## EXERCISE AIM
Pictures do not belong in the copy; transcribe everything else in the records exactly.

## DATASET EXTRACT
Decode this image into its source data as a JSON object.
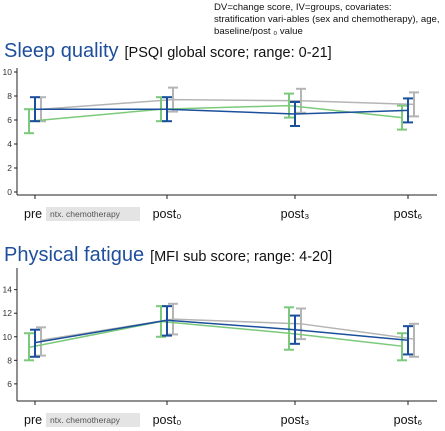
{
  "note": "DV=change score, IV=groups, covariates: stratification vari-ables (sex and chemotherapy), age, baseline/post ₀ value",
  "colors": {
    "blue": "#1b4f9c",
    "green": "#7bc97b",
    "gray": "#b4b4b4",
    "axis": "#222222",
    "tick_text": "#333333",
    "label_bg": "#e4e4e4"
  },
  "chart_data": [
    {
      "type": "line",
      "title": "Sleep quality",
      "subtitle": "[PSQI global score; range: 0-21]",
      "categories": [
        "pre",
        "post₀",
        "post₃",
        "post₆"
      ],
      "category_note": "ntx. chemotherapy",
      "yticks": [
        0,
        2,
        4,
        6,
        8,
        10
      ],
      "ylim": [
        0,
        10
      ],
      "series": [
        {
          "color": "blue",
          "values": [
            6.9,
            6.9,
            6.5,
            6.8
          ],
          "lower": [
            5.9,
            5.9,
            5.5,
            5.8
          ],
          "upper": [
            7.9,
            7.9,
            7.5,
            7.8
          ]
        },
        {
          "color": "green",
          "values": [
            5.9,
            6.9,
            7.2,
            6.2
          ],
          "lower": [
            4.9,
            5.9,
            6.2,
            5.2
          ],
          "upper": [
            6.9,
            7.9,
            8.2,
            7.2
          ]
        },
        {
          "color": "gray",
          "values": [
            6.9,
            7.7,
            7.6,
            7.3
          ],
          "lower": [
            5.9,
            6.7,
            6.6,
            6.3
          ],
          "upper": [
            7.9,
            8.7,
            8.6,
            8.3
          ]
        }
      ]
    },
    {
      "type": "line",
      "title": "Physical fatigue",
      "subtitle": "[MFI sub score; range: 4-20]",
      "categories": [
        "pre",
        "post₀",
        "post₃",
        "post₆"
      ],
      "category_note": "ntx. chemotherapy",
      "yticks": [
        6,
        8,
        10,
        12,
        14
      ],
      "ylim": [
        4.8,
        15.5
      ],
      "series": [
        {
          "color": "blue",
          "values": [
            9.5,
            11.4,
            10.6,
            9.7
          ],
          "lower": [
            8.3,
            10.1,
            9.4,
            8.5
          ],
          "upper": [
            10.6,
            12.6,
            11.8,
            10.9
          ]
        },
        {
          "color": "green",
          "values": [
            9.1,
            11.3,
            10.3,
            9.2
          ],
          "lower": [
            8.0,
            10.0,
            8.9,
            8.0
          ],
          "upper": [
            10.3,
            12.6,
            12.5,
            10.3
          ]
        },
        {
          "color": "gray",
          "values": [
            9.7,
            11.5,
            11.1,
            9.8
          ],
          "lower": [
            8.4,
            10.2,
            9.8,
            8.3
          ],
          "upper": [
            10.8,
            12.8,
            12.4,
            11.1
          ]
        }
      ]
    }
  ]
}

## ANSWER IN FULL
Decode this image into its source data as a JSON object.
{
  "note": "DV=change score, IV=groups, covariates: stratification vari-ables (sex and chemotherapy), age, baseline/post ₀ value",
  "colors": {
    "blue": "#1b4f9c",
    "green": "#7bc97b",
    "gray": "#b4b4b4",
    "axis": "#222222",
    "tick_text": "#333333",
    "label_bg": "#e4e4e4"
  },
  "chart_data": [
    {
      "type": "line",
      "title": "Sleep quality",
      "subtitle": "[PSQI global score; range: 0-21]",
      "categories": [
        "pre",
        "post₀",
        "post₃",
        "post₆"
      ],
      "category_note": "ntx. chemotherapy",
      "yticks": [
        0,
        2,
        4,
        6,
        8,
        10
      ],
      "ylim": [
        0,
        10
      ],
      "series": [
        {
          "color": "blue",
          "values": [
            6.9,
            6.9,
            6.5,
            6.8
          ],
          "lower": [
            5.9,
            5.9,
            5.5,
            5.8
          ],
          "upper": [
            7.9,
            7.9,
            7.5,
            7.8
          ]
        },
        {
          "color": "green",
          "values": [
            5.9,
            6.9,
            7.2,
            6.2
          ],
          "lower": [
            4.9,
            5.9,
            6.2,
            5.2
          ],
          "upper": [
            6.9,
            7.9,
            8.2,
            7.2
          ]
        },
        {
          "color": "gray",
          "values": [
            6.9,
            7.7,
            7.6,
            7.3
          ],
          "lower": [
            5.9,
            6.7,
            6.6,
            6.3
          ],
          "upper": [
            7.9,
            8.7,
            8.6,
            8.3
          ]
        }
      ]
    },
    {
      "type": "line",
      "title": "Physical fatigue",
      "subtitle": "[MFI sub score; range: 4-20]",
      "categories": [
        "pre",
        "post₀",
        "post₃",
        "post₆"
      ],
      "category_note": "ntx. chemotherapy",
      "yticks": [
        6,
        8,
        10,
        12,
        14
      ],
      "ylim": [
        4.8,
        15.5
      ],
      "series": [
        {
          "color": "blue",
          "values": [
            9.5,
            11.4,
            10.6,
            9.7
          ],
          "lower": [
            8.3,
            10.1,
            9.4,
            8.5
          ],
          "upper": [
            10.6,
            12.6,
            11.8,
            10.9
          ]
        },
        {
          "color": "green",
          "values": [
            9.1,
            11.3,
            10.3,
            9.2
          ],
          "lower": [
            8.0,
            10.0,
            8.9,
            8.0
          ],
          "upper": [
            10.3,
            12.6,
            12.5,
            10.3
          ]
        },
        {
          "color": "gray",
          "values": [
            9.7,
            11.5,
            11.1,
            9.8
          ],
          "lower": [
            8.4,
            10.2,
            9.8,
            8.3
          ],
          "upper": [
            10.8,
            12.8,
            12.4,
            11.1
          ]
        }
      ]
    }
  ]
}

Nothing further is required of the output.